• **Direction**:
In the data below, find each line containing the string "vehículo" and return it.

_ _ _ _

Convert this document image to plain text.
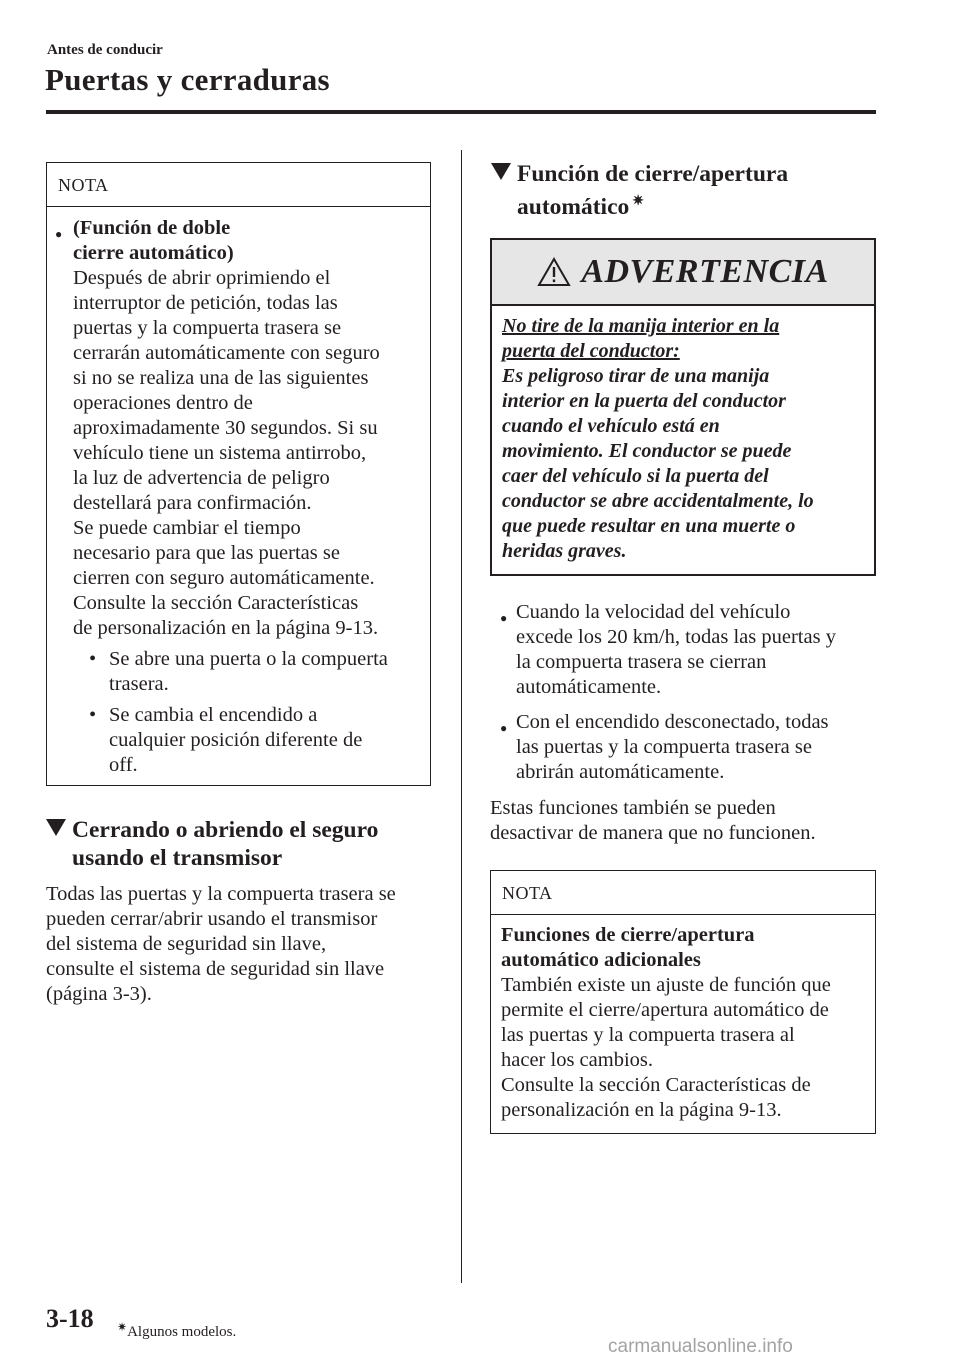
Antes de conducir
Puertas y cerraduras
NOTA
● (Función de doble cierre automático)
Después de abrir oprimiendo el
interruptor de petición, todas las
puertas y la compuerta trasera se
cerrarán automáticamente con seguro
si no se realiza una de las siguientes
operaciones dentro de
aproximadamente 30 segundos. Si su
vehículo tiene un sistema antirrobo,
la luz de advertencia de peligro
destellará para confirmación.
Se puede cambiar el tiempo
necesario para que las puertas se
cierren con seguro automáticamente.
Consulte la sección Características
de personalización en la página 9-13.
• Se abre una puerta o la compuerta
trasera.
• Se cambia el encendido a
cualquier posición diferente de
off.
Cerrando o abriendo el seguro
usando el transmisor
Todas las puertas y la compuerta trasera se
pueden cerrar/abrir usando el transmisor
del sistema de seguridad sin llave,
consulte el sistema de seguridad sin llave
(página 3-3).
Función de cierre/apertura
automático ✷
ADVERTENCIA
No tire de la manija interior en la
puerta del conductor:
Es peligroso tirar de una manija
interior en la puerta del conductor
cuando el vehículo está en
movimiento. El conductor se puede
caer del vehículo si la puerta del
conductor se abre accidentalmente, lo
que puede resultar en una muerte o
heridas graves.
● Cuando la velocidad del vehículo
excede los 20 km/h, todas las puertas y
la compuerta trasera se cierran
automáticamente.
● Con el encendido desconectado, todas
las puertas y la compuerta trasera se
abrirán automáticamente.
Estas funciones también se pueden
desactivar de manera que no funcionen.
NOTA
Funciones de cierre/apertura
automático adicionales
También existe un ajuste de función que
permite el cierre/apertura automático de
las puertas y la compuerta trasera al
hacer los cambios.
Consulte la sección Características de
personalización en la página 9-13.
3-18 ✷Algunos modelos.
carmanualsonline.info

_ _ _ _

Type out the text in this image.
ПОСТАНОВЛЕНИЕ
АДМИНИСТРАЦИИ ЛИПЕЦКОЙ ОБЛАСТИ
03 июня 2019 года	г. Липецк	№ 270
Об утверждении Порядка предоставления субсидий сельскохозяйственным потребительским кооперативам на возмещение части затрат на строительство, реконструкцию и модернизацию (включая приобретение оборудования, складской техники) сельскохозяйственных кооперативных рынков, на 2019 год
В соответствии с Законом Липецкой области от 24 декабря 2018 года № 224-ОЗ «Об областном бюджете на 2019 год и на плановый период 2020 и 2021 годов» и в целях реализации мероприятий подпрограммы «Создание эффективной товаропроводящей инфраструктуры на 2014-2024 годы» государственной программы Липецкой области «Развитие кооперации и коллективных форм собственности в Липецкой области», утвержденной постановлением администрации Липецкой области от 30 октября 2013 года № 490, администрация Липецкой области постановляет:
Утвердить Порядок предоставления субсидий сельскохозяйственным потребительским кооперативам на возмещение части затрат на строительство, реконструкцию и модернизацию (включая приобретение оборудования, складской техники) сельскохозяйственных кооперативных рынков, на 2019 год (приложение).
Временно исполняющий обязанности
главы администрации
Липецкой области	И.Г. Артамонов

_ _ _ _

• **Response to this task**:
vehículo tiene un sistema antirrobo,
cuando el vehículo está en
caer del vehículo si la puerta del
● Cuando la velocidad del vehículo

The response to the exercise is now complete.